EXTRACTED ENTRIES:
-- -- --

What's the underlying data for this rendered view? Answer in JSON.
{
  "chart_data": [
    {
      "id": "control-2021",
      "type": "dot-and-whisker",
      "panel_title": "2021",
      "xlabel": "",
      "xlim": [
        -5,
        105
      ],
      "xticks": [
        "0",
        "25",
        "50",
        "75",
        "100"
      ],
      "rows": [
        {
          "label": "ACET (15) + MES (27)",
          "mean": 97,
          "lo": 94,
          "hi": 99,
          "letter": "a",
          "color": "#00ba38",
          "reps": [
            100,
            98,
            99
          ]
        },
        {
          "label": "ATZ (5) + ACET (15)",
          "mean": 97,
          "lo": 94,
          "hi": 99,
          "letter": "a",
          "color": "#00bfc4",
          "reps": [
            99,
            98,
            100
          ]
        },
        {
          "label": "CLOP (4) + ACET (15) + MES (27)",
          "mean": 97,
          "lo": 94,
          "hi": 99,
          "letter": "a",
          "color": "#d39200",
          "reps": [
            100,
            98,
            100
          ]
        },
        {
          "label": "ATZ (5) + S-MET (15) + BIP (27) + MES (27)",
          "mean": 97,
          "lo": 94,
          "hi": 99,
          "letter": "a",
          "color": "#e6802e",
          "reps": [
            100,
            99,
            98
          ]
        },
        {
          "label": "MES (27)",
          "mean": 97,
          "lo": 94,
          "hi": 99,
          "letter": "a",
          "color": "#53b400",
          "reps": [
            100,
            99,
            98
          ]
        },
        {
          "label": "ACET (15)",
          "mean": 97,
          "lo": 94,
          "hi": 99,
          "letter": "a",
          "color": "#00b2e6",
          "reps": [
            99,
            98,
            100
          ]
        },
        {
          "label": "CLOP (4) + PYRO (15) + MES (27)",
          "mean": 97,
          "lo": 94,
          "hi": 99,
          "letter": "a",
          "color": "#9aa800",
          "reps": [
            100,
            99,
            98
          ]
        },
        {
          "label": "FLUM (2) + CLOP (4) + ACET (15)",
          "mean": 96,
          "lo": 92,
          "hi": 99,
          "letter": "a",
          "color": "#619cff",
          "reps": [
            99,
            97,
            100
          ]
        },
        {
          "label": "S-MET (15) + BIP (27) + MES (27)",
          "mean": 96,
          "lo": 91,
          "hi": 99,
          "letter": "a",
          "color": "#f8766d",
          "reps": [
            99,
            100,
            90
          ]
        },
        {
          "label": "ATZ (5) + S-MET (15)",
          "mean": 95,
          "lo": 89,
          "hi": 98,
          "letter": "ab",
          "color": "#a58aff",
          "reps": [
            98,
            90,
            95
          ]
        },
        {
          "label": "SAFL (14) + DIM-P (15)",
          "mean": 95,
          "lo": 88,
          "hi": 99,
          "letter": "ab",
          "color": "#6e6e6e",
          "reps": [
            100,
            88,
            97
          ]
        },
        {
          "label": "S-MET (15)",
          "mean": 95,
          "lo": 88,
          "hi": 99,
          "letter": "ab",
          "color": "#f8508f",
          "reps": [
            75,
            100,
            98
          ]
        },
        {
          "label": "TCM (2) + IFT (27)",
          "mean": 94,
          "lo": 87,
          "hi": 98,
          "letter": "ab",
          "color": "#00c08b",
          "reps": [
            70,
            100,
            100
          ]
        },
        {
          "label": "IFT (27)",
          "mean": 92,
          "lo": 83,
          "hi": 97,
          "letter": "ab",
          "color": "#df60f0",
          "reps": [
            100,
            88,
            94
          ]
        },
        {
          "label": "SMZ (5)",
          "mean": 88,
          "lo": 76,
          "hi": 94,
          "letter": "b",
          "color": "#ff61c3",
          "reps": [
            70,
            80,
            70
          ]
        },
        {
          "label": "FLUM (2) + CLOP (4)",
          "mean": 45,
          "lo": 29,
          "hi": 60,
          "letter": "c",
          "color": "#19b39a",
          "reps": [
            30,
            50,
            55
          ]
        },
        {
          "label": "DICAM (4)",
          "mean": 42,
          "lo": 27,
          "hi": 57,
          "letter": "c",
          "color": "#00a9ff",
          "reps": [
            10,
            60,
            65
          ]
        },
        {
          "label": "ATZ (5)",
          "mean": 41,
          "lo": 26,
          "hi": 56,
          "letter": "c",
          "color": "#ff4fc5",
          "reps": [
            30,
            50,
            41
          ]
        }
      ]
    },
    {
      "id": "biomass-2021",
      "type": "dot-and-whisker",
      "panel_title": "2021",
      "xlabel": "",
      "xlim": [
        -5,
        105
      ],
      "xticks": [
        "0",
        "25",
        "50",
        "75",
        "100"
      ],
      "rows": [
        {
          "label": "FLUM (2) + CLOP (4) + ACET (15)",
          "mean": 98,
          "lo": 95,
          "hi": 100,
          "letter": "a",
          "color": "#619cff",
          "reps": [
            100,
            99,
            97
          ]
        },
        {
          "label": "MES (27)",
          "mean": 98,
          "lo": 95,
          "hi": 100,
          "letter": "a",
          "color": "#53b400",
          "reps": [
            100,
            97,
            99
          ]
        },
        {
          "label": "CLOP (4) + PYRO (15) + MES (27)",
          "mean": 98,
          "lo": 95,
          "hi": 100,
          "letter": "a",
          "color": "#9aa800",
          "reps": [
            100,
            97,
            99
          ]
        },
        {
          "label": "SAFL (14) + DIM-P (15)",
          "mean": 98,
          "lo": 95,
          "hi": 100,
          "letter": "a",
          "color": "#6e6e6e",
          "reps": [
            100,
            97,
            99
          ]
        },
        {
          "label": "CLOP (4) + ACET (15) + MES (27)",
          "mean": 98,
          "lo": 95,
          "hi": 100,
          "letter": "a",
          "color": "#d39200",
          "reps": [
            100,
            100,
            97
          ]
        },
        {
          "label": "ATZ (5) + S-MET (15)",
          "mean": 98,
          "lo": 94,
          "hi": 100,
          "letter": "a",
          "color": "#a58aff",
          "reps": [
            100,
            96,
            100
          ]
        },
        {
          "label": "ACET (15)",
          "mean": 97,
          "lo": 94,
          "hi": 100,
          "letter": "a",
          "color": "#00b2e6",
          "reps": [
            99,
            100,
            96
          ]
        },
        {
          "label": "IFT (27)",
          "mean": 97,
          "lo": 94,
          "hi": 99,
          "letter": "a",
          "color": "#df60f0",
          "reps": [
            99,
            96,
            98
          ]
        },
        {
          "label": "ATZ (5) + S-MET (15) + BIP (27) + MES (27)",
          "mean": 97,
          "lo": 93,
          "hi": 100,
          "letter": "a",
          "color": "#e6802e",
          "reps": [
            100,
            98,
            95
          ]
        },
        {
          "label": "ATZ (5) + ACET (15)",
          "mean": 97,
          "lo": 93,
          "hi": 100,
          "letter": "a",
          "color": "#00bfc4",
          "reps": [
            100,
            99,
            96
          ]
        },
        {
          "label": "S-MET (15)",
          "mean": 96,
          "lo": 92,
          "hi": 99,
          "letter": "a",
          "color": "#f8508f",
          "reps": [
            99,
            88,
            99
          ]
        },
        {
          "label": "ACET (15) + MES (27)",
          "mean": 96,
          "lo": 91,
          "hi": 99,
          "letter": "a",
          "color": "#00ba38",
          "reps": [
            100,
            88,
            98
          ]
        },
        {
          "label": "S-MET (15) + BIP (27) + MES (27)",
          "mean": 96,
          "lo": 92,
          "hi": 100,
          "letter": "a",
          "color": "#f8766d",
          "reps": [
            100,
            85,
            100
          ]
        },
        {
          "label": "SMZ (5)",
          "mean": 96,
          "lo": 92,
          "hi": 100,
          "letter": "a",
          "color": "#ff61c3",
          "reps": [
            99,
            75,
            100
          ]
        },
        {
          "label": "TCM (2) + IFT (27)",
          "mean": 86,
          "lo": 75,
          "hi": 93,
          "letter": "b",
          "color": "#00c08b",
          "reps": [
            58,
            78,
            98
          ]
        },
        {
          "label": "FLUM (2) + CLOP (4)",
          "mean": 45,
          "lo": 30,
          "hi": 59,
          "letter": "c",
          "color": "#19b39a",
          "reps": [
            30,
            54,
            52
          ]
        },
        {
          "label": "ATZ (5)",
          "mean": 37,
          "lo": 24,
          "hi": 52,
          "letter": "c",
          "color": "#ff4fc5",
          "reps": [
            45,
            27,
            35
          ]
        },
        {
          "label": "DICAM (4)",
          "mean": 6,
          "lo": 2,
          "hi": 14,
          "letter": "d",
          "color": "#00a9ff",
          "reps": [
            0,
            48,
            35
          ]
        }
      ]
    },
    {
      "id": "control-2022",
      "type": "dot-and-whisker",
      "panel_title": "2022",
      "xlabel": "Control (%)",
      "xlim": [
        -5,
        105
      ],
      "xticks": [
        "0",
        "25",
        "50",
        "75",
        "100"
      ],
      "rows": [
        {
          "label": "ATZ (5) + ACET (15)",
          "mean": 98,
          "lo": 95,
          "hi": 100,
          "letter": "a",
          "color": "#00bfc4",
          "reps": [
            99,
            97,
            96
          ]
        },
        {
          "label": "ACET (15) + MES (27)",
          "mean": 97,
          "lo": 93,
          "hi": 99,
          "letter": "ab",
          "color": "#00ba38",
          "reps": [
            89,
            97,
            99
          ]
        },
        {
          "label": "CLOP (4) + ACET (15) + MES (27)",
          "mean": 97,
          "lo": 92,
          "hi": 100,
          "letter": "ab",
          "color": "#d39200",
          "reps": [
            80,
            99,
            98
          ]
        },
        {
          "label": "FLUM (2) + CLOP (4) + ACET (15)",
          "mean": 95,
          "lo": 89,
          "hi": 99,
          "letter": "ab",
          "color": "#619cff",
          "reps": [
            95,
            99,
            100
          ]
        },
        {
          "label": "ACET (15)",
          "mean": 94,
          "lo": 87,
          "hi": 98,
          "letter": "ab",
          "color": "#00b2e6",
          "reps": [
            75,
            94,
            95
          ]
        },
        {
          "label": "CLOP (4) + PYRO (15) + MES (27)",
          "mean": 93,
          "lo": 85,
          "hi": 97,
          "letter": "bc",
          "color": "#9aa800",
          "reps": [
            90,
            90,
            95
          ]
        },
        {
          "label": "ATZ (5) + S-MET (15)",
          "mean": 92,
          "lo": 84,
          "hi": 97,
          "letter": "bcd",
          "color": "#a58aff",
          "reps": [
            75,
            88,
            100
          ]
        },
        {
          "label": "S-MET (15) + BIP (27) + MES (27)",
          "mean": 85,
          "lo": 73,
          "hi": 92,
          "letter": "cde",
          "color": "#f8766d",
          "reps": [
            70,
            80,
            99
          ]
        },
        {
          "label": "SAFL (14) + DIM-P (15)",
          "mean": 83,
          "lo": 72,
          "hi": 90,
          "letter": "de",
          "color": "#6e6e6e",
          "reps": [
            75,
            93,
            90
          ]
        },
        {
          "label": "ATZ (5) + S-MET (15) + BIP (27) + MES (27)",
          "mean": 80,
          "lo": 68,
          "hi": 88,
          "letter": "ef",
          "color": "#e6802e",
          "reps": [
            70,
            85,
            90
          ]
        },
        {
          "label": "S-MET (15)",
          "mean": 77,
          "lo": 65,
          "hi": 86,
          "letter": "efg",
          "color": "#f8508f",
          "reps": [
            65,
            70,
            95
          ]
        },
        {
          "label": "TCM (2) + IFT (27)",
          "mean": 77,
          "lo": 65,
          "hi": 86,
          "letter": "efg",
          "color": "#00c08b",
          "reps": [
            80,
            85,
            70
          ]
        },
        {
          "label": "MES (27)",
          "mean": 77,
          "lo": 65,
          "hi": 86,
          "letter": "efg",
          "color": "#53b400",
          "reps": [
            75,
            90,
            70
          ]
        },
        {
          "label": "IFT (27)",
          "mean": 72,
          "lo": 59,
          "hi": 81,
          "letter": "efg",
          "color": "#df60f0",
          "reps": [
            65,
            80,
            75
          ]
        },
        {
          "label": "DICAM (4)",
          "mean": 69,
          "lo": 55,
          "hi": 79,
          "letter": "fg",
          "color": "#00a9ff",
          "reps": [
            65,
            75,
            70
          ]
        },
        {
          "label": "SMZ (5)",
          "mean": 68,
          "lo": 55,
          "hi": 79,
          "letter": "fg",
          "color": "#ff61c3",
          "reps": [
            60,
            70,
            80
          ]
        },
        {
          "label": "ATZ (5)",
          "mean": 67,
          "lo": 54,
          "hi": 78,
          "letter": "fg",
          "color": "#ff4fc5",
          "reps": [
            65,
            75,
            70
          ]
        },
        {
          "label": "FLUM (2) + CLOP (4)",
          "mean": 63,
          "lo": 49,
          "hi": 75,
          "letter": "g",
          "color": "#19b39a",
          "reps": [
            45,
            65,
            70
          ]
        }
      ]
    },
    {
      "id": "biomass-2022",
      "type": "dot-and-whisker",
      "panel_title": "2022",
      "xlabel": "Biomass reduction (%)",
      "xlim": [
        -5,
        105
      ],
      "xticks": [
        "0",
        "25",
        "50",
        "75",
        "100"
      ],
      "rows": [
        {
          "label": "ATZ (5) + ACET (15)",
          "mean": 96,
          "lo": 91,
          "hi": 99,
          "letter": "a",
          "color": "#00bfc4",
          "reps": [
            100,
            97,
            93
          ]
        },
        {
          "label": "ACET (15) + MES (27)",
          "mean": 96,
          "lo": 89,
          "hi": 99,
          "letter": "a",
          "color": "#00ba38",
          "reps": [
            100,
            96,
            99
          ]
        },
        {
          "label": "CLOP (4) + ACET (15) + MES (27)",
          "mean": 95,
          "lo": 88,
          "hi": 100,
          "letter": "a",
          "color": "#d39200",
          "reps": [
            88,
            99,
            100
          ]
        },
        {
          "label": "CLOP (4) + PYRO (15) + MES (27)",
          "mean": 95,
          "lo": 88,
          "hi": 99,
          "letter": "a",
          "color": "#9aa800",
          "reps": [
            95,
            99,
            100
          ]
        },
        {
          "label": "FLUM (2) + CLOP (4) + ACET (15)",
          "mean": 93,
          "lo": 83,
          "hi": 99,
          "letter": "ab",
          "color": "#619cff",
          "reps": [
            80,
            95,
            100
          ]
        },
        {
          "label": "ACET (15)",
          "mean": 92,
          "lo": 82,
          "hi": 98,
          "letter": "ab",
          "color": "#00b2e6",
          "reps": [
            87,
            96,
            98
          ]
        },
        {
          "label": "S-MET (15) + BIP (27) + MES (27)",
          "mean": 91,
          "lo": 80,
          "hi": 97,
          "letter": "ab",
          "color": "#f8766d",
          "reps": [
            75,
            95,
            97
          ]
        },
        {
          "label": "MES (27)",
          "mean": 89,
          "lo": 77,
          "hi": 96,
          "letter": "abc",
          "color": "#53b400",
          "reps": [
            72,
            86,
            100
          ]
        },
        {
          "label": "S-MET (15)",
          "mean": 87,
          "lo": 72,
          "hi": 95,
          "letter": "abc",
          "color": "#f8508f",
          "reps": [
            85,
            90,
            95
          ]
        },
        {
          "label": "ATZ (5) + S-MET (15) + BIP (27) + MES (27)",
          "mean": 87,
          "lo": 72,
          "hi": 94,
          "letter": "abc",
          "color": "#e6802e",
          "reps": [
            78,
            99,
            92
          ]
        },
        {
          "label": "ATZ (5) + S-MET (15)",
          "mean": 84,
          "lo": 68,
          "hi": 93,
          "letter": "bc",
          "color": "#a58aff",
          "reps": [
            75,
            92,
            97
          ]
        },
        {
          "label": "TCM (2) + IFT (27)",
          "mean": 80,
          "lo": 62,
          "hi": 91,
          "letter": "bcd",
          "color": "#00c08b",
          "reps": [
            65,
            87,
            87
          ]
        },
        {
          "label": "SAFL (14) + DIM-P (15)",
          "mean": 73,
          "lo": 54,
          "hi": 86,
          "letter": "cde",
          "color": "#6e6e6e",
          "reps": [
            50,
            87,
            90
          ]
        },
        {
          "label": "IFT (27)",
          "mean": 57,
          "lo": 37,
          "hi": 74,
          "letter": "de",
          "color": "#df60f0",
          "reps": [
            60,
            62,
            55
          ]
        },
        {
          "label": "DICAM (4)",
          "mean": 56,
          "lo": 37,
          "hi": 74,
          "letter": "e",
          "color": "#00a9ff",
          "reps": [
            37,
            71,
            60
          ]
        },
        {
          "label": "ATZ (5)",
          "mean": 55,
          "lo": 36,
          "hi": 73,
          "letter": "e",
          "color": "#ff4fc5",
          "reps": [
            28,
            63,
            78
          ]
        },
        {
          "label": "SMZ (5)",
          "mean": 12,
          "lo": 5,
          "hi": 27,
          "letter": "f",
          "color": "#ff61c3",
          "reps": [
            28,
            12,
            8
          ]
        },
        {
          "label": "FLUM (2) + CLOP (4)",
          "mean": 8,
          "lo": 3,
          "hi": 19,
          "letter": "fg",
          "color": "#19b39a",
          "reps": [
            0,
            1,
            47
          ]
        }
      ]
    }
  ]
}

-- -- --

DIRECTION:
Pick every line with "xlabel" in it and copy it.

REPLY:
      "xlabel": "",
      "xlabel": "",
      "xlabel": "Control (%)",
      "xlabel": "Biomass reduction (%)",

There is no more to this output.